#### Provided entries

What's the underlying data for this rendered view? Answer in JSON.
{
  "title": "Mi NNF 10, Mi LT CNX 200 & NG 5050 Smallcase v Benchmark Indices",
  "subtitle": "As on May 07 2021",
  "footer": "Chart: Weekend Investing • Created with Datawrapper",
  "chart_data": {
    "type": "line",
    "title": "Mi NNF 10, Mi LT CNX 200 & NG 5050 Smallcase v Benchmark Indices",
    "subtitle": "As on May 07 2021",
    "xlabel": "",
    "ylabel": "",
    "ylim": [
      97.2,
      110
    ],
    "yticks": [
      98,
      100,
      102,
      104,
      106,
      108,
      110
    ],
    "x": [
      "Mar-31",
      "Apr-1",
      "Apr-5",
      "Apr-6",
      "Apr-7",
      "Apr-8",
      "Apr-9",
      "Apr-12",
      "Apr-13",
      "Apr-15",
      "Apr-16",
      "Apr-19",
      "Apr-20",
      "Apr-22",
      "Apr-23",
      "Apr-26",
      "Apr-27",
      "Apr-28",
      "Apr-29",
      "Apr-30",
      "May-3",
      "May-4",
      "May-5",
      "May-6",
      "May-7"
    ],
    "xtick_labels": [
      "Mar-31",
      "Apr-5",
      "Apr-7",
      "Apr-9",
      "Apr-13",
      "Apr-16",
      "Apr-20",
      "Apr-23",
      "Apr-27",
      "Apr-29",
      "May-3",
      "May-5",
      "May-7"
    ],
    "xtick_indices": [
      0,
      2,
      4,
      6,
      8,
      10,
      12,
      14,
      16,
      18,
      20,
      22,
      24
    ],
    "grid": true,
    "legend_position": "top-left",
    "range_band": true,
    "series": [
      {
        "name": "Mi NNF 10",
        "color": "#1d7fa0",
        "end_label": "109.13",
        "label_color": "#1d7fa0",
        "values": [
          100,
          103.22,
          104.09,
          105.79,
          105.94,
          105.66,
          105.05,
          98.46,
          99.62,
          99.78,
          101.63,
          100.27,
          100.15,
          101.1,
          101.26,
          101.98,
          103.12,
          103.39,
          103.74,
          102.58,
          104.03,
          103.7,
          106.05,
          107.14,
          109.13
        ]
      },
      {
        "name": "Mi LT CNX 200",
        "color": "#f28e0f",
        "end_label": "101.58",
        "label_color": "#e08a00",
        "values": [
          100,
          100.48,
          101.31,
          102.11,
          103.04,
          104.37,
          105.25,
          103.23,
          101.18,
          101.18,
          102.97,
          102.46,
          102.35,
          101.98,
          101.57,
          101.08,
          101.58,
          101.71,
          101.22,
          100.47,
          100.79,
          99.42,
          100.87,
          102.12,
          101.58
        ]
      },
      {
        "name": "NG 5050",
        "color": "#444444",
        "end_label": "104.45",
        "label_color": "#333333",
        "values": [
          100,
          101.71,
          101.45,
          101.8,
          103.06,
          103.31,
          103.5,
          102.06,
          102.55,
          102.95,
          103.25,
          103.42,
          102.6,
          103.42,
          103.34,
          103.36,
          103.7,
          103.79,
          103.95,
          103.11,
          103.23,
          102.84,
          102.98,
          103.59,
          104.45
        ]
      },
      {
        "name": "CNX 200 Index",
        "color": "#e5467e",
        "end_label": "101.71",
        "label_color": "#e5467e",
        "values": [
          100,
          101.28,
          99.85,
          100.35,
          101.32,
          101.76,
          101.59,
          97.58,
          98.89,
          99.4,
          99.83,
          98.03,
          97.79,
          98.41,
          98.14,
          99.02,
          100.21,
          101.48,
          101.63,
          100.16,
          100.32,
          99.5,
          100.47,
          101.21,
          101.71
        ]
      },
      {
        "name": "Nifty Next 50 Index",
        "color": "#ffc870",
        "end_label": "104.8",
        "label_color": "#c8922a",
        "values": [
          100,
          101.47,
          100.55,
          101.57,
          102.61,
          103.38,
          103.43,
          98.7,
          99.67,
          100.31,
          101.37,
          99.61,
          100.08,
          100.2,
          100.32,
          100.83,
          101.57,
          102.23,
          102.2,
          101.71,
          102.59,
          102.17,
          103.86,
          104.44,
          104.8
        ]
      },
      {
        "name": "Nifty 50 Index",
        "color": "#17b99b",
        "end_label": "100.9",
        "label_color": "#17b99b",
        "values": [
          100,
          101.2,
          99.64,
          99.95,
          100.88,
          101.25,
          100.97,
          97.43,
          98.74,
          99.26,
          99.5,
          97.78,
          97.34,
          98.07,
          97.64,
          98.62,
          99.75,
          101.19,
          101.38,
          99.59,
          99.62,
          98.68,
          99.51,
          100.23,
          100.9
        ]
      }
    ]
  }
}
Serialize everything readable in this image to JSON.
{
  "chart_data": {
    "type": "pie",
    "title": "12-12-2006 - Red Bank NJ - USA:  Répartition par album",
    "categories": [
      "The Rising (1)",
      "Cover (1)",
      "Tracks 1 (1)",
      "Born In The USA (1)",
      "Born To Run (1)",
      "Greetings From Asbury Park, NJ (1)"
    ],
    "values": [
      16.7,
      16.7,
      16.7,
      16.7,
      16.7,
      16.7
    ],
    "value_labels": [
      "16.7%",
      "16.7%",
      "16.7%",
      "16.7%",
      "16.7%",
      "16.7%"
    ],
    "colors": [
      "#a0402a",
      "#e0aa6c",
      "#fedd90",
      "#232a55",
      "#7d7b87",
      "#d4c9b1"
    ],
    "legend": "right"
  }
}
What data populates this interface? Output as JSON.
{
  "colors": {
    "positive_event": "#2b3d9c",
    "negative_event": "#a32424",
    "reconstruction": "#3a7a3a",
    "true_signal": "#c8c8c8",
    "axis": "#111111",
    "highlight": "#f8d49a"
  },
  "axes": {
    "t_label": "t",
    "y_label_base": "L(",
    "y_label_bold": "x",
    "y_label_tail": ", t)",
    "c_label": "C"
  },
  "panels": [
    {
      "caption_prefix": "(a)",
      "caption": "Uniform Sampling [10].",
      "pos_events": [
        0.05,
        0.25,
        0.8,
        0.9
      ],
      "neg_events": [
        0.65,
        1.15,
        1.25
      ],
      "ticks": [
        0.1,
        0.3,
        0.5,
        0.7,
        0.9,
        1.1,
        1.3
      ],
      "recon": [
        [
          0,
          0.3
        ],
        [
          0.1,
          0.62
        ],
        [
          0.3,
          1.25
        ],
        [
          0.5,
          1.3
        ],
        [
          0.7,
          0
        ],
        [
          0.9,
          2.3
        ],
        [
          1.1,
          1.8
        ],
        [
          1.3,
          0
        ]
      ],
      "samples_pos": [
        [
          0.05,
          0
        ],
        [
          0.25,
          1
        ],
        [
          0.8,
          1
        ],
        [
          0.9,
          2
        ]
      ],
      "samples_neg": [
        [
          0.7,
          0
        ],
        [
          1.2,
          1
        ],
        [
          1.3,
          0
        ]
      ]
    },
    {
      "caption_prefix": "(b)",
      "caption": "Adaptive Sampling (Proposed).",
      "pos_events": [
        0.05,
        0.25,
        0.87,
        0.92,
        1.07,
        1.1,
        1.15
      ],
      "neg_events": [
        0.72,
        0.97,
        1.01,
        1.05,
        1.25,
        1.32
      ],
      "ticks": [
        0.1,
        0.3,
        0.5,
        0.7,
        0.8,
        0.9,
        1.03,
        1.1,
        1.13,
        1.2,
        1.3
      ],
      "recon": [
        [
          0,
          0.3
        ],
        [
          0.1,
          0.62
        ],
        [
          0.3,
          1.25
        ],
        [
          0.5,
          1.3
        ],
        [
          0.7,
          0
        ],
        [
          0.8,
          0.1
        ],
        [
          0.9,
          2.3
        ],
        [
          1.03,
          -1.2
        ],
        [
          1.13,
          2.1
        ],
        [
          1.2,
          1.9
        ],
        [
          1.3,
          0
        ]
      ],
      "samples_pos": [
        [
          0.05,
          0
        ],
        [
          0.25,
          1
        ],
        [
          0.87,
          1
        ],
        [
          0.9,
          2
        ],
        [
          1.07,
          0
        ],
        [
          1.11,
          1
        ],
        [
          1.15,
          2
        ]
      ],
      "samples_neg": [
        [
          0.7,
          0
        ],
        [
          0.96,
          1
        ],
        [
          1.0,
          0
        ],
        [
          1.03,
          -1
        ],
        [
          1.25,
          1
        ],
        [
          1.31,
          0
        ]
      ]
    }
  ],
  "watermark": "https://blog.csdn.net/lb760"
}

#### Task
Report how many lines above hold the string "Index", giving nothing but the number.

#### Reply
3